◆ **Stored dataset items**
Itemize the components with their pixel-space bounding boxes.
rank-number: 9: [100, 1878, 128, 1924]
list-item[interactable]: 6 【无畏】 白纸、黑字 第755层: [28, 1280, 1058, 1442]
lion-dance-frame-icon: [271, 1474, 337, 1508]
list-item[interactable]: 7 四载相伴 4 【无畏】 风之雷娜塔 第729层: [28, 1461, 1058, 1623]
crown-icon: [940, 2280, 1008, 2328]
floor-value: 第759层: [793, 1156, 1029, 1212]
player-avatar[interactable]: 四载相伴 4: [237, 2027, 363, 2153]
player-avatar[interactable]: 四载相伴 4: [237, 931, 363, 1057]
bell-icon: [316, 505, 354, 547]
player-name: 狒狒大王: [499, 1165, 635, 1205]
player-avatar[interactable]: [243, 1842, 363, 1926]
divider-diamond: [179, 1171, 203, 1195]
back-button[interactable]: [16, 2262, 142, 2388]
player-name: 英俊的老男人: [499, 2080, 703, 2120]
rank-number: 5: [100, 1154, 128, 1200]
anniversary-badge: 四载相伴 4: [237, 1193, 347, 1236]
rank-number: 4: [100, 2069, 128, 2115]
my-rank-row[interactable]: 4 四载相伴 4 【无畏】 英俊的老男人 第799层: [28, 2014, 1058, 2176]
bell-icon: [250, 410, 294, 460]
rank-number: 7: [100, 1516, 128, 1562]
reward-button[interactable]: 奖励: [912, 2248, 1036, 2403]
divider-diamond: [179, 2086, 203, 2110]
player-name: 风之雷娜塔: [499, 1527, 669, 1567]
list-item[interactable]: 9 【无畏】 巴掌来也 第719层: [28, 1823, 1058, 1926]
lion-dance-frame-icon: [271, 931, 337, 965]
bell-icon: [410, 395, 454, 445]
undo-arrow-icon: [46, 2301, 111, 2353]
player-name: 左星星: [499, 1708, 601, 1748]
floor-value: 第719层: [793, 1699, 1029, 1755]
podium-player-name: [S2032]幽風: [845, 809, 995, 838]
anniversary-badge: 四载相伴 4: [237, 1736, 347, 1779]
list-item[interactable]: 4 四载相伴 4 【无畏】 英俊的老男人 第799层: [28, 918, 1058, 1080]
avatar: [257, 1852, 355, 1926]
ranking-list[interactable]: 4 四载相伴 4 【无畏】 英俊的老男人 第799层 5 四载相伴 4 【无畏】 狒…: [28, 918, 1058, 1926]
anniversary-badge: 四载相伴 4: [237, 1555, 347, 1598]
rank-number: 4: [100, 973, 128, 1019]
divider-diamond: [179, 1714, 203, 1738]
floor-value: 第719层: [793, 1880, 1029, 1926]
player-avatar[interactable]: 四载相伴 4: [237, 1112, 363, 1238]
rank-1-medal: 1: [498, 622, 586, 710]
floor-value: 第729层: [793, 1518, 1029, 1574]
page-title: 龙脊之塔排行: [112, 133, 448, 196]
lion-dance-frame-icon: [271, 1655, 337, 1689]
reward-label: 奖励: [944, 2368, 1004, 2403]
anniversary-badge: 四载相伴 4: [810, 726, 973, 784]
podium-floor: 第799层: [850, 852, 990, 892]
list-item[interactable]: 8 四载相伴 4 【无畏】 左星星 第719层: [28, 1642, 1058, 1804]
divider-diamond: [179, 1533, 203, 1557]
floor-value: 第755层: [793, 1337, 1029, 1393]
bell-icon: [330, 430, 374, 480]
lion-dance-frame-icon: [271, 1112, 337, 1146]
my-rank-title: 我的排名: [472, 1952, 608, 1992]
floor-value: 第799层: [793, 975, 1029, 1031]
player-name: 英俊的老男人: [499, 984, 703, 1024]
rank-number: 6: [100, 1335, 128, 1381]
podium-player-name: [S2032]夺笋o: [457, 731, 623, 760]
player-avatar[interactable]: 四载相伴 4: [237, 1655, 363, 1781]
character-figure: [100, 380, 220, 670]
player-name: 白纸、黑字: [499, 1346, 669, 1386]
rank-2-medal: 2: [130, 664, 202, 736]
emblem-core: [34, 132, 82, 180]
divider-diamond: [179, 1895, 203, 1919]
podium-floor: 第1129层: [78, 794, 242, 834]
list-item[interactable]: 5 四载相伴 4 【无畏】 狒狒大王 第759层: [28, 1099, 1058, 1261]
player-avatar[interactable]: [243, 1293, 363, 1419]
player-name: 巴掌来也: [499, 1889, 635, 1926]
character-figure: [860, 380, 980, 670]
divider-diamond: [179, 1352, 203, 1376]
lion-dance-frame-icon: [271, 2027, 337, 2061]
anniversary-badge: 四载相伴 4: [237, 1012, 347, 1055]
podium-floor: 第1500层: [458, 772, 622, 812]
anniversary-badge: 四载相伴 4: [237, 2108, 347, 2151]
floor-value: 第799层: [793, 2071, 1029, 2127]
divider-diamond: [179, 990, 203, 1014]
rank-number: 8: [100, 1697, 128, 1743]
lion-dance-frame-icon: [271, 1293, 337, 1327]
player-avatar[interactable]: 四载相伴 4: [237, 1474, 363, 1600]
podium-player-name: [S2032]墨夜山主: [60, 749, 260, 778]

◆ **Written exercise**
Reproduce the data above line for line, with no changes.

◆ **Answer below**
Itemize the components with their pixel-space bounding boxes.
rank-number: 9: [100, 1878, 128, 1924]
list-item[interactable]: 6 【无畏】 白纸、黑字 第755层: [28, 1280, 1058, 1442]
lion-dance-frame-icon: [271, 1474, 337, 1508]
list-item[interactable]: 7 四载相伴 4 【无畏】 风之雷娜塔 第729层: [28, 1461, 1058, 1623]
crown-icon: [940, 2280, 1008, 2328]
floor-value: 第759层: [793, 1156, 1029, 1212]
player-avatar[interactable]: 四载相伴 4: [237, 2027, 363, 2153]
player-avatar[interactable]: 四载相伴 4: [237, 931, 363, 1057]
bell-icon: [316, 505, 354, 547]
player-name: 狒狒大王: [499, 1165, 635, 1205]
player-avatar[interactable]: [243, 1842, 363, 1926]
divider-diamond: [179, 1171, 203, 1195]
back-button[interactable]: [16, 2262, 142, 2388]
player-name: 英俊的老男人: [499, 2080, 703, 2120]
rank-number: 5: [100, 1154, 128, 1200]
anniversary-badge: 四载相伴 4: [237, 1193, 347, 1236]
rank-number: 4: [100, 2069, 128, 2115]
my-rank-row[interactable]: 4 四载相伴 4 【无畏】 英俊的老男人 第799层: [28, 2014, 1058, 2176]
bell-icon: [250, 410, 294, 460]
rank-number: 7: [100, 1516, 128, 1562]
reward-button[interactable]: 奖励: [912, 2248, 1036, 2403]
divider-diamond: [179, 2086, 203, 2110]
player-name: 风之雷娜塔: [499, 1527, 669, 1567]
list-item[interactable]: 9 【无畏】 巴掌来也 第719层: [28, 1823, 1058, 1926]
lion-dance-frame-icon: [271, 931, 337, 965]
bell-icon: [410, 395, 454, 445]
undo-arrow-icon: [46, 2301, 111, 2353]
player-name: 左星星: [499, 1708, 601, 1748]
floor-value: 第719层: [793, 1699, 1029, 1755]
podium-player-name: [S2032]幽風: [845, 809, 995, 838]
anniversary-badge: 四载相伴 4: [237, 1736, 347, 1779]
list-item[interactable]: 4 四载相伴 4 【无畏】 英俊的老男人 第799层: [28, 918, 1058, 1080]
avatar: [257, 1852, 355, 1926]
ranking-list[interactable]: 4 四载相伴 4 【无畏】 英俊的老男人 第799层 5 四载相伴 4 【无畏】 狒…: [28, 918, 1058, 1926]
anniversary-badge: 四载相伴 4: [237, 1555, 347, 1598]
rank-number: 4: [100, 973, 128, 1019]
divider-diamond: [179, 1714, 203, 1738]
floor-value: 第719层: [793, 1880, 1029, 1926]
player-avatar[interactable]: 四载相伴 4: [237, 1112, 363, 1238]
rank-1-medal: 1: [498, 622, 586, 710]
floor-value: 第729层: [793, 1518, 1029, 1574]
page-title: 龙脊之塔排行: [112, 133, 448, 196]
lion-dance-frame-icon: [271, 1655, 337, 1689]
reward-label: 奖励: [944, 2368, 1004, 2403]
anniversary-badge: 四载相伴 4: [810, 726, 973, 784]
podium-floor: 第799层: [850, 852, 990, 892]
list-item[interactable]: 8 四载相伴 4 【无畏】 左星星 第719层: [28, 1642, 1058, 1804]
divider-diamond: [179, 1533, 203, 1557]
floor-value: 第755层: [793, 1337, 1029, 1393]
bell-icon: [330, 430, 374, 480]
lion-dance-frame-icon: [271, 1112, 337, 1146]
my-rank-title: 我的排名: [472, 1952, 608, 1992]
floor-value: 第799层: [793, 975, 1029, 1031]
player-name: 英俊的老男人: [499, 984, 703, 1024]
rank-number: 6: [100, 1335, 128, 1381]
podium-player-name: [S2032]夺笋o: [457, 731, 623, 760]
player-avatar[interactable]: 四载相伴 4: [237, 1655, 363, 1781]
character-figure: [100, 380, 220, 670]
player-name: 白纸、黑字: [499, 1346, 669, 1386]
rank-2-medal: 2: [130, 664, 202, 736]
emblem-core: [34, 132, 82, 180]
divider-diamond: [179, 1895, 203, 1919]
podium-floor: 第1129层: [78, 794, 242, 834]
list-item[interactable]: 5 四载相伴 4 【无畏】 狒狒大王 第759层: [28, 1099, 1058, 1261]
player-avatar[interactable]: [243, 1293, 363, 1419]
player-name: 巴掌来也: [499, 1889, 635, 1926]
character-figure: [860, 380, 980, 670]
divider-diamond: [179, 1352, 203, 1376]
lion-dance-frame-icon: [271, 2027, 337, 2061]
anniversary-badge: 四载相伴 4: [237, 1012, 347, 1055]
podium-floor: 第1500层: [458, 772, 622, 812]
anniversary-badge: 四载相伴 4: [237, 2108, 347, 2151]
floor-value: 第799层: [793, 2071, 1029, 2127]
divider-diamond: [179, 990, 203, 1014]
rank-number: 8: [100, 1697, 128, 1743]
lion-dance-frame-icon: [271, 1293, 337, 1327]
player-avatar[interactable]: 四载相伴 4: [237, 1474, 363, 1600]
podium-player-name: [S2032]墨夜山主: [60, 749, 260, 778]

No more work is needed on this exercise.